Pick up the forum post about a first date after its last sentence and keep writing it.

## start DOCUMENT EXTRACT

I haven't been on this forum for the past 2 years as I had been seeing someone steadily for that time. However, me and the girl parted ways a few months ago and I just jumped back in to the dating scene. Something happened and I will summarize the events here and would love to get some advice if possible.

 

I am a 29 year old man and was out with a few friends at a bar a couple of weeks back on a Saturday where I met a woman and exchanged numbers. I texted her on Monday and had some exchanges for the rest of the week. I was out of the country from Monday to Friday and we exchanged pleasantries, she enquired why I was traveling and I asked her what she did and basic conversational stuff. I was back in the country on Friday and we agreed to meet at a bar during the evening. It was a couple of beers and some slices of pizza but we had a good chat, slightly tentative questioning so as not to seem too rude or disrespectful. We eventually took a taxi and I dropped her back at her place and we kissed for maybe 10 seconds. Not an extended kiss but multiple short kisses. She even said "I had a great time, thanks for coming, I like that in a guy" and asked me to text her once I got back home. I obliged and that was the end of the night.

 

The next day she was driving north to visit family so I texted her "drive safe and have a fun time" to which she replied "thank you" and that was it.

## end DOCUMENT EXTRACT
## start PROVIDED MATERIAL

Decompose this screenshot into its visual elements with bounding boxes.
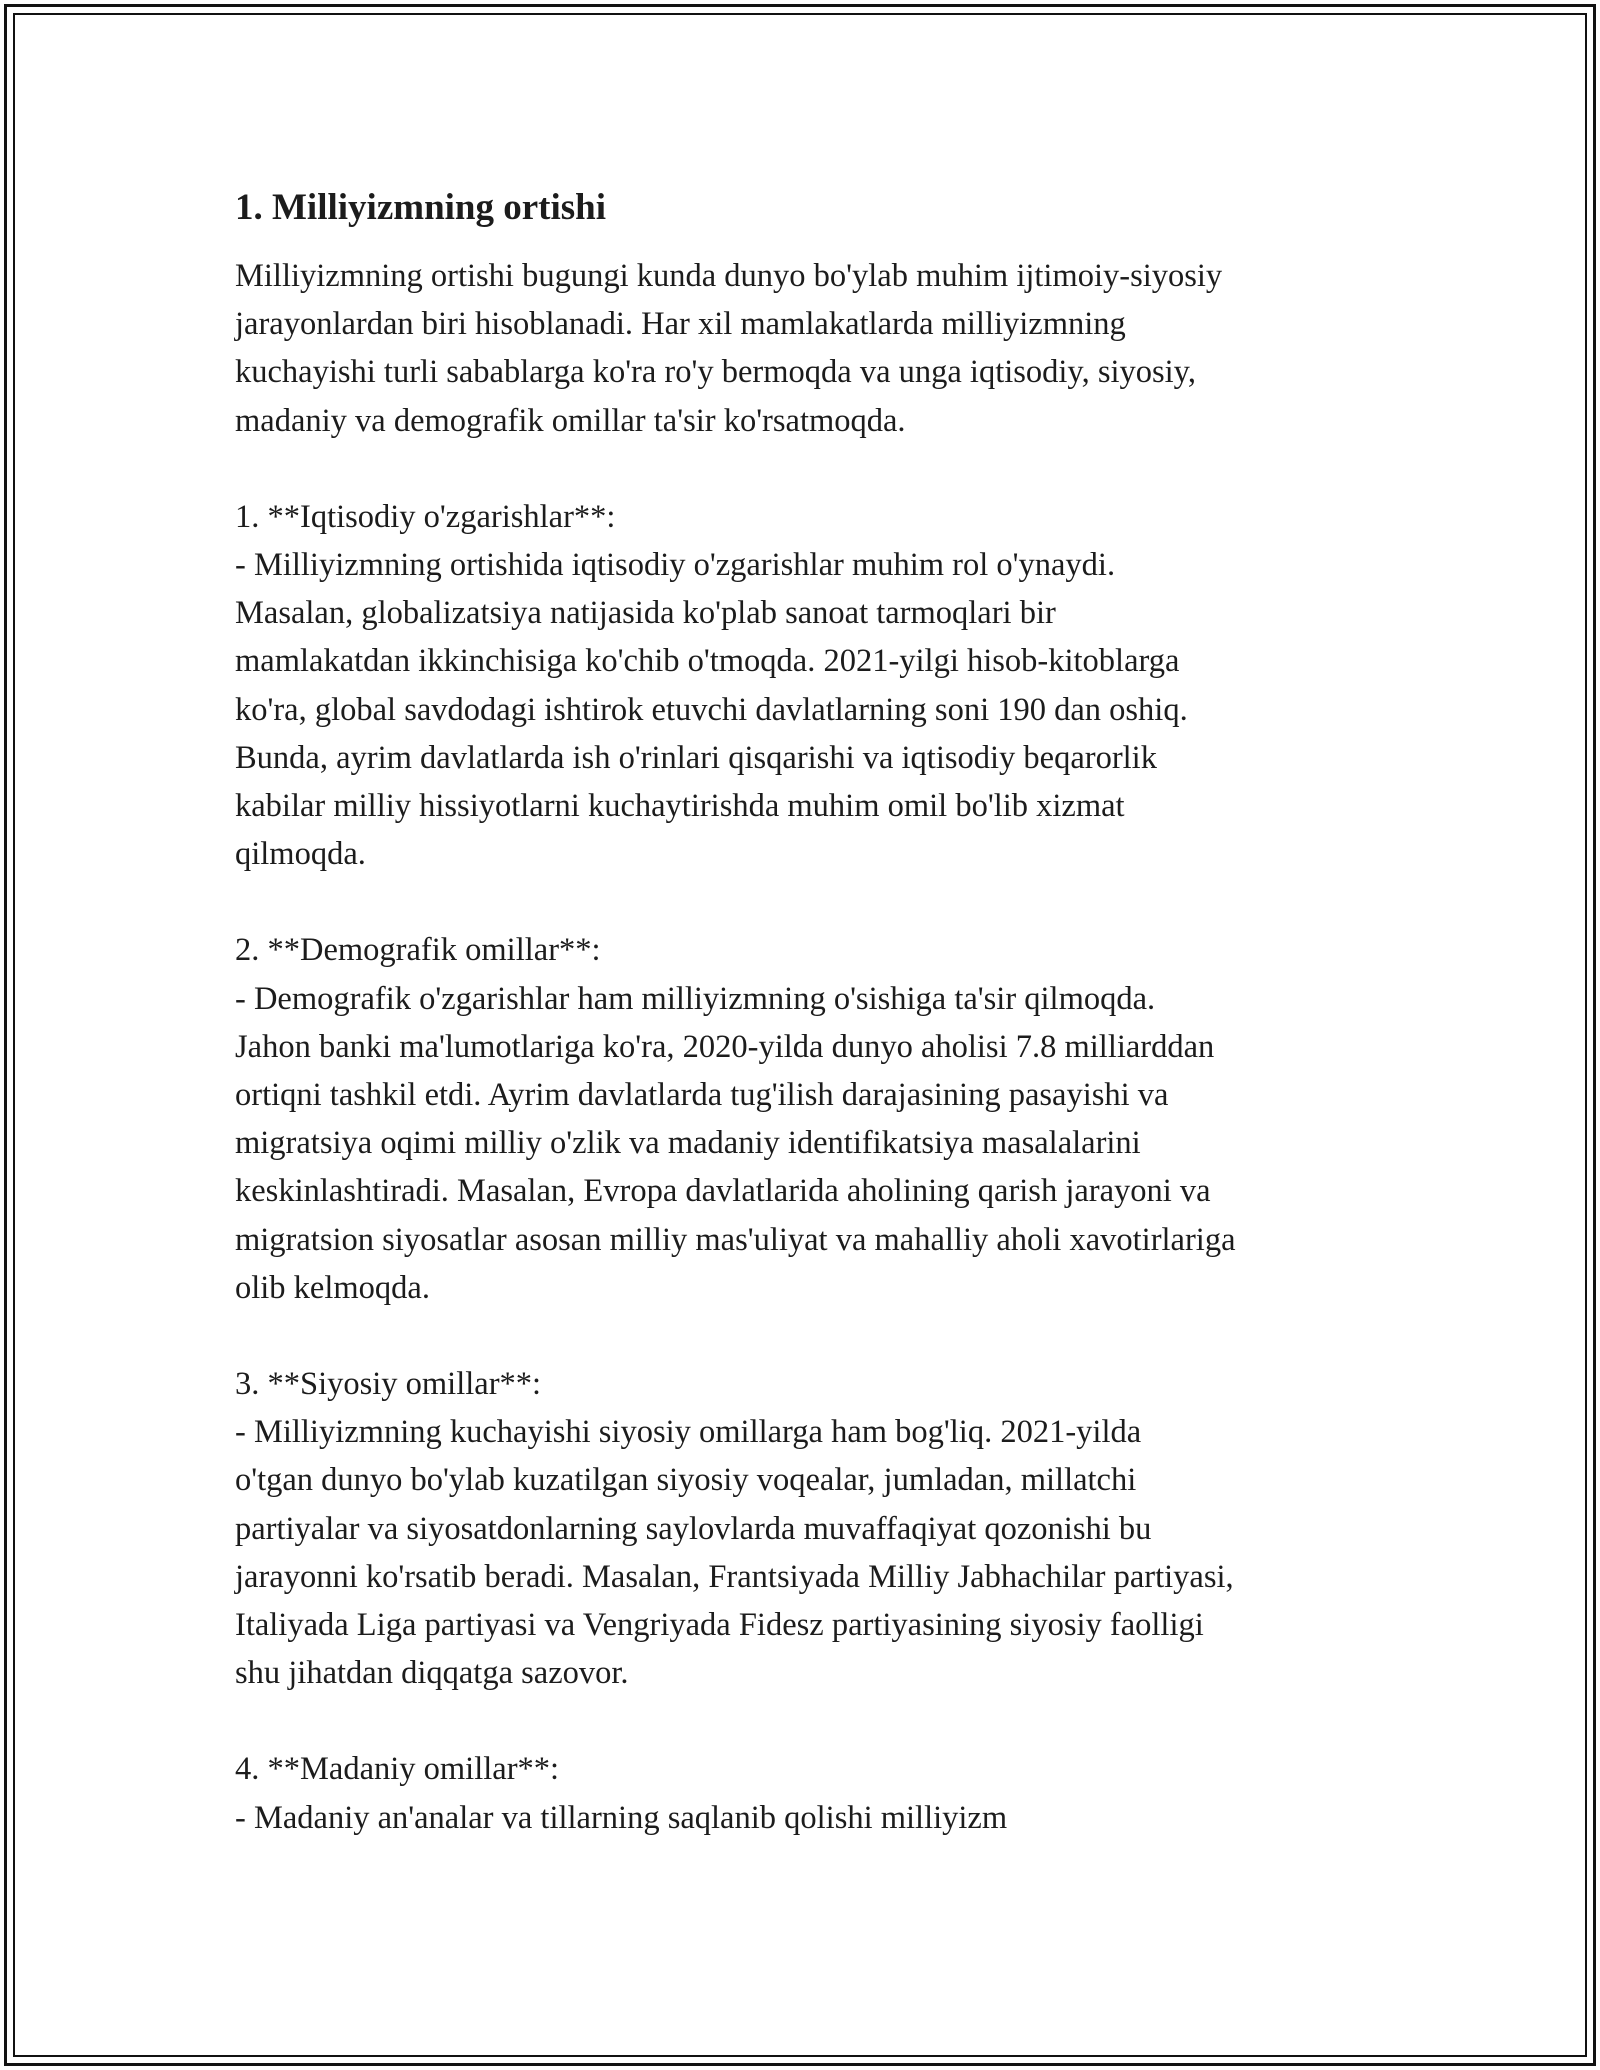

## end PROVIDED MATERIAL

• RESPONSE BELOW:
Sunday was also brief text exchanges, I was at a friend's house for a brunch party so I casually told her that am visiting a friend but would be home in the evening if she wanted to hang out. She texted saying sure, text me once you are back. I texted her once I got back but didn't get a response from her. I waited a bit before I presumed that she either called an early night or was probably busy. She eventually texted me Monday morning saying "sorry, bowed out early". I replied "no worries, hope you are doing well. Do you want to hang out sometime?" She replied "I do, am working Tuesday through Thursday and off from Friday till Sunday". I told her that I have an open schedule (am currently in-between jobs) so anything would work. She replied "yeah maybe Thursday". I didn't respond back to her immediately but I texted her a few hours later asking her if she liked basketball (I wanted to ask her if she wanted to join me to watch a basketball game) to which she replied well after the game was over, "not really". I haven't messaged her after that. Her message came around 4 hours back.

 

Now, I had a fun time hanging out with this girl and I may be wanting to have a second date too soon. I am writing out my questions below:

1) Am I being too hasty?

2) I know first date kiss doesn't make us exclusive, should I assume am not the only one she is dating currently? Is there a smart way to find out this information?

3) Her replies have been colder for the last 2 days, I don't think the kiss could have put her off because the day after the kiss, our text exchanges were amiable. Should I be worried that I may have come on slightly strong or am I over-thinking this?

4) She did say that she wants to hang out again, probably Thursday. Should I maintain a strict "no texting till Thursday" mode or should I text her throughout the week? What do I say?

5) Let's assume that I meet with her on Thursday for what could be our second date. Since we kissed on our first date (a good night kiss), what is the right thing to do here? Should I kiss her on her lips when I see her first, or do I kiss her on the cheeks or do I just hug her? Do I look for signals again as I did on a first date, or are the rules for a second date different?

6) Last but not the least, she is 5 years older than me and I am keen to avoid coming off as over-eager, have I done anything so far that could put her off?

 

I would really appreciate any feedback from folks out here on this. Thank you!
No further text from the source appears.